-- Supplied entries start --

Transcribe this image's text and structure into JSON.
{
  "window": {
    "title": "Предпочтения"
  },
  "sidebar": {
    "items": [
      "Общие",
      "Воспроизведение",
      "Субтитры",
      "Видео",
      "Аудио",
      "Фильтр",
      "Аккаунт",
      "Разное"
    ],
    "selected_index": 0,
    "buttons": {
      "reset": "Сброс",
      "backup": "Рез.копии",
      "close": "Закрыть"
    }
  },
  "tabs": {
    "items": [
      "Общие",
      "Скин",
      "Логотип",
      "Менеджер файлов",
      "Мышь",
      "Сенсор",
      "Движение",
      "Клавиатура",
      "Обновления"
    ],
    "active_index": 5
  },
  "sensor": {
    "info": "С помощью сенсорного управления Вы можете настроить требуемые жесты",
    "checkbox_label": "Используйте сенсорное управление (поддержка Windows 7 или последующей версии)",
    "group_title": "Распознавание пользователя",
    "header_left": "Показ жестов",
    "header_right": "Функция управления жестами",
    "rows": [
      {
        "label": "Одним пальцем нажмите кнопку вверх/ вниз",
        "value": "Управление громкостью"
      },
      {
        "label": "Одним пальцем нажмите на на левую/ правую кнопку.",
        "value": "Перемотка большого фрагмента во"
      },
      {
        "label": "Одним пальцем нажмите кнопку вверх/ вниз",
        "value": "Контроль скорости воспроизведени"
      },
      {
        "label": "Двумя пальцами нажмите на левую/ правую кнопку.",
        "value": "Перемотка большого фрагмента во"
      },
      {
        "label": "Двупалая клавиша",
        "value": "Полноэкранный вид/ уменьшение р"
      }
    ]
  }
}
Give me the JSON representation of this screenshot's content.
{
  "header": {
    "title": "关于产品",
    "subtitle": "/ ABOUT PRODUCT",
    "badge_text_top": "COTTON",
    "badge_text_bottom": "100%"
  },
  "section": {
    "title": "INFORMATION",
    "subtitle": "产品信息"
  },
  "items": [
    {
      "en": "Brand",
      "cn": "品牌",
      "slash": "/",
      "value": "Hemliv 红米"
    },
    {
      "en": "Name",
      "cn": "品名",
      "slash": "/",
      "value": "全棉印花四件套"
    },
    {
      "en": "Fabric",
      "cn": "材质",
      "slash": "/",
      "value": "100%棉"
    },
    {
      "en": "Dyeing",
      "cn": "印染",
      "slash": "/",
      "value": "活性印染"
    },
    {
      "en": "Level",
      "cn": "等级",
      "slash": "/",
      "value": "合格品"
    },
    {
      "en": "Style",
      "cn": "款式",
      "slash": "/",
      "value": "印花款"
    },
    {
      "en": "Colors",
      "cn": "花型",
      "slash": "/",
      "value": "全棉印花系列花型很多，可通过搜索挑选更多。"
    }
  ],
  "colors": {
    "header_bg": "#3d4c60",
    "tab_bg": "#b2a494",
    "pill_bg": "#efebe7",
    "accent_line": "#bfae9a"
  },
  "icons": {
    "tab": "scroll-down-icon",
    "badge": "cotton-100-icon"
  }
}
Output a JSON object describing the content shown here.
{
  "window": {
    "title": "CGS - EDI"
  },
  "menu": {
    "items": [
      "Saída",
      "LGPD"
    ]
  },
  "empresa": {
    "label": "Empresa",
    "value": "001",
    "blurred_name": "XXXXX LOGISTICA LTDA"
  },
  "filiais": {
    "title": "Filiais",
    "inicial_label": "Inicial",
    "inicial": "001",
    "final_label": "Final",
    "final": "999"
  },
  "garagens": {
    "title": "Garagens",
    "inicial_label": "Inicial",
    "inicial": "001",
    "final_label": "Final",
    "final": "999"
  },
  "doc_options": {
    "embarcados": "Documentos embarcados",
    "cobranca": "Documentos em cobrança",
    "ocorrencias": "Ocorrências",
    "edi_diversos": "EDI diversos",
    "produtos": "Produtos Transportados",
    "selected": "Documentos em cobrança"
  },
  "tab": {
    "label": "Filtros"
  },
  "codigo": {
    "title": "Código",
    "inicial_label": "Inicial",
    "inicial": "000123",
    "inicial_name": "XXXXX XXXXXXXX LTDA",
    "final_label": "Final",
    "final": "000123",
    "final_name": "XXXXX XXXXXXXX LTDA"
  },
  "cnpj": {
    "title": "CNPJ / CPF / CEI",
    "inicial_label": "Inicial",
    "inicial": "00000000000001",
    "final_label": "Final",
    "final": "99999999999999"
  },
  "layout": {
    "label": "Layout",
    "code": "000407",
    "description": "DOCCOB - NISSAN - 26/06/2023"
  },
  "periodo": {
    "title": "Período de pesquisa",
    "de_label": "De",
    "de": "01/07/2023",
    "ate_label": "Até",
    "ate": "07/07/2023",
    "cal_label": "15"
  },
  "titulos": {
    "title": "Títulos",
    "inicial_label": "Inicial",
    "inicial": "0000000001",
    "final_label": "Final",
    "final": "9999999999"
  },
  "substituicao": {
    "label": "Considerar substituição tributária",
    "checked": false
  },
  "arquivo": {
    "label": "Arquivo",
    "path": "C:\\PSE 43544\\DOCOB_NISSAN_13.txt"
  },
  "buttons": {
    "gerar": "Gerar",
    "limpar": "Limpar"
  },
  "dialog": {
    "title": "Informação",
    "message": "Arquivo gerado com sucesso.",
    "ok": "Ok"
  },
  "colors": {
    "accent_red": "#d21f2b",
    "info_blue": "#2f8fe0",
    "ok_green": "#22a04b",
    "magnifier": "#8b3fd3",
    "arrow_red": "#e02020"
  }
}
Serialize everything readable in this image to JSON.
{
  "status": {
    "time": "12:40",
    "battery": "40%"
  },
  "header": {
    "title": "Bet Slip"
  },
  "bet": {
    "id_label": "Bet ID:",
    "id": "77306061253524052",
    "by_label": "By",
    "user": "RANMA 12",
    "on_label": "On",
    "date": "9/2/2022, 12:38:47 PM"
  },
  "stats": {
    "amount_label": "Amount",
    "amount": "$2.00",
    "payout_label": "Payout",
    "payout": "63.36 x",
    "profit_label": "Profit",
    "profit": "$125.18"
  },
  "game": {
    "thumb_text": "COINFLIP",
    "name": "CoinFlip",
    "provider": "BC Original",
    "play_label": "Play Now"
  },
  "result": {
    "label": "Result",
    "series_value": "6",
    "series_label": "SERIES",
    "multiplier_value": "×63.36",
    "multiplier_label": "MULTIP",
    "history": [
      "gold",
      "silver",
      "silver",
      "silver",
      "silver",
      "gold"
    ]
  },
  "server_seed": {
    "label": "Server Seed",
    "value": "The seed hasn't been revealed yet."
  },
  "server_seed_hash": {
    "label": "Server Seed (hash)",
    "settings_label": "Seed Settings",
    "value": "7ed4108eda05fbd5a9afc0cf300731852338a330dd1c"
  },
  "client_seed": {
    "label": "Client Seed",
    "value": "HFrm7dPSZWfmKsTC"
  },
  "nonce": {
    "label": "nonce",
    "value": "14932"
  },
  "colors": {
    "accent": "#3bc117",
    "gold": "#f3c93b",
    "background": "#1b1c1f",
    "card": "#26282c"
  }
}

-- Supplied entries end --

## What this task involves
Count how many lines above include the word "левую" and answer with that figure only.

## Response below
2